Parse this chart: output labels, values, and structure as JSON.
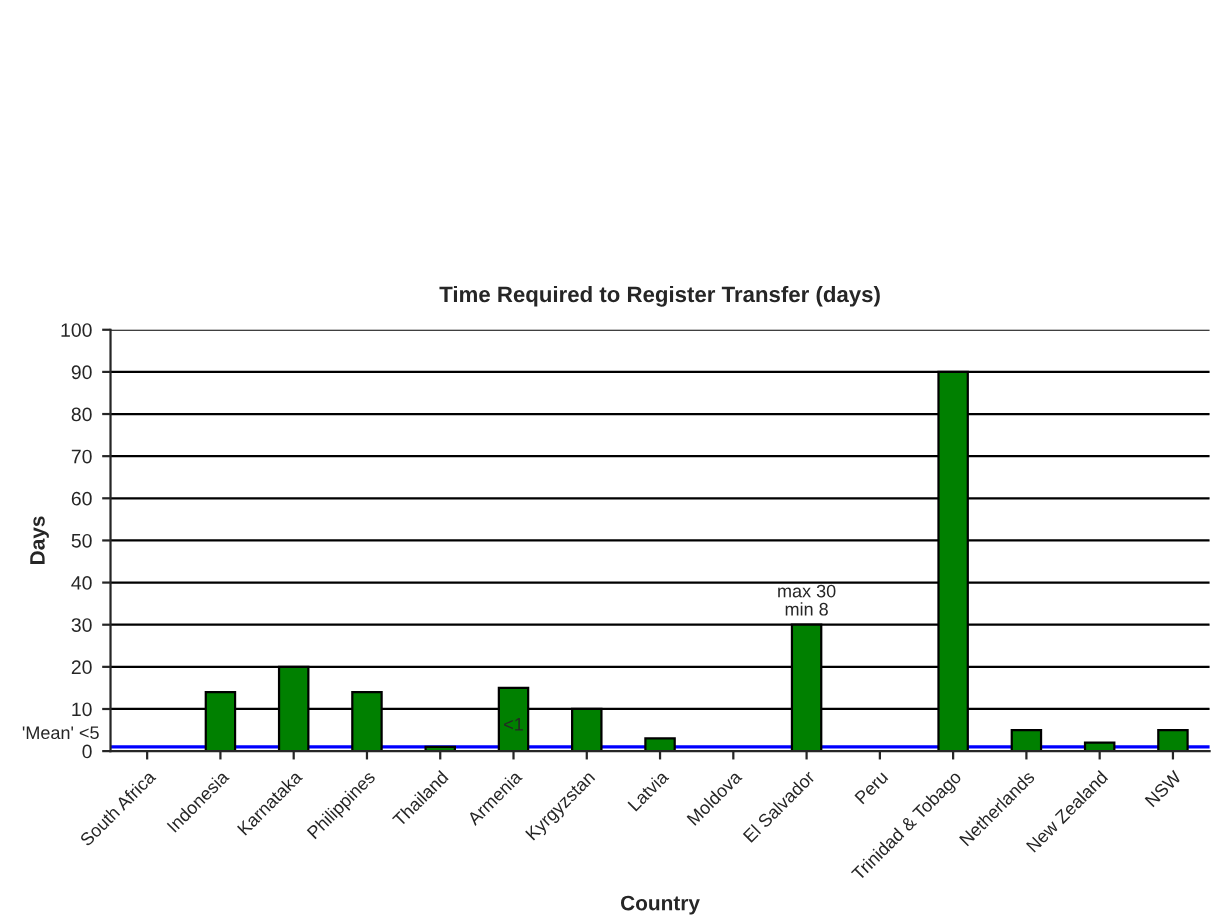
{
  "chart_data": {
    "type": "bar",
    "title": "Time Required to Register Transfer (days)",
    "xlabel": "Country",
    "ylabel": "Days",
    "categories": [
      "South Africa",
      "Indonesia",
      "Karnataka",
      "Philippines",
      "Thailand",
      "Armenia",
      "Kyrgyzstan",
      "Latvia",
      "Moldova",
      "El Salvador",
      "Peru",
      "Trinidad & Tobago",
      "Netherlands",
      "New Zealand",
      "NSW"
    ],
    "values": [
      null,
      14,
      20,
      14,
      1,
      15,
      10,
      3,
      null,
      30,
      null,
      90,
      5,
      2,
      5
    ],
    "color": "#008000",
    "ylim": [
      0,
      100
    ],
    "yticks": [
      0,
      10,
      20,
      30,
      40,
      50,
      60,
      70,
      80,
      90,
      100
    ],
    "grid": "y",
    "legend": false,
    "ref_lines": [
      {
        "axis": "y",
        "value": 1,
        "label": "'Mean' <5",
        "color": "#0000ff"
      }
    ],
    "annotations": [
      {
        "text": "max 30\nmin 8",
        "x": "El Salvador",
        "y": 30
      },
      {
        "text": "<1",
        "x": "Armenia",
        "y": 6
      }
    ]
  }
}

---

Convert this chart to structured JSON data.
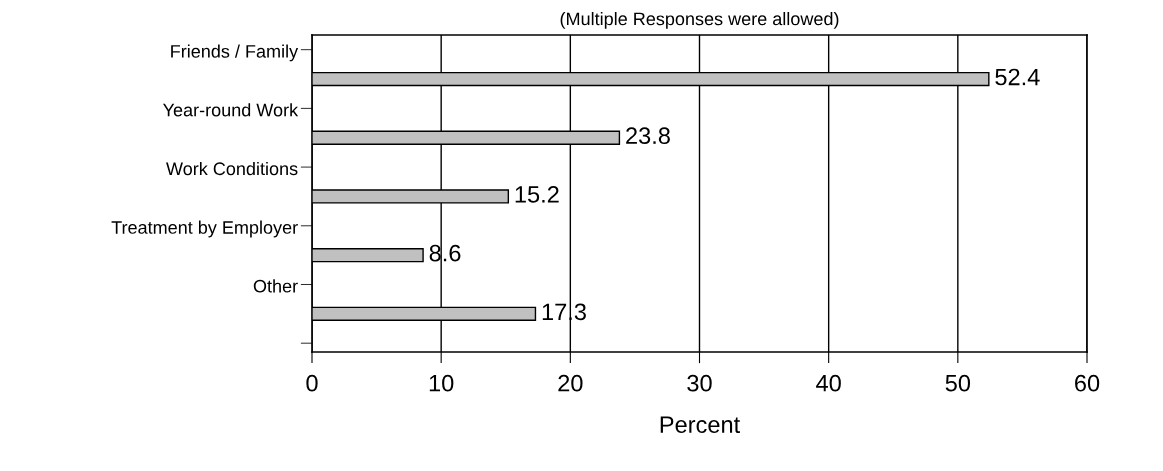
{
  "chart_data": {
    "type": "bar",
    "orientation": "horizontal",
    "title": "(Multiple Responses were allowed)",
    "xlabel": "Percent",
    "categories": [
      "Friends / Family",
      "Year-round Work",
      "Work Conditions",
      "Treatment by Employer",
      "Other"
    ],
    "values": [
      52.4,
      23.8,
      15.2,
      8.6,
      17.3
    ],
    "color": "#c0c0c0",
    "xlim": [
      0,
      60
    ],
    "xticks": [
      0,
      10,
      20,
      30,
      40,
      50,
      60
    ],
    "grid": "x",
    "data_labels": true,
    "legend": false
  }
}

* **WHAT IS ASKED**
In the records shown above, how many lines include the word "JSON"? Answer with the number only.

* **OUTPUT FOR THIS EXERCISE**
2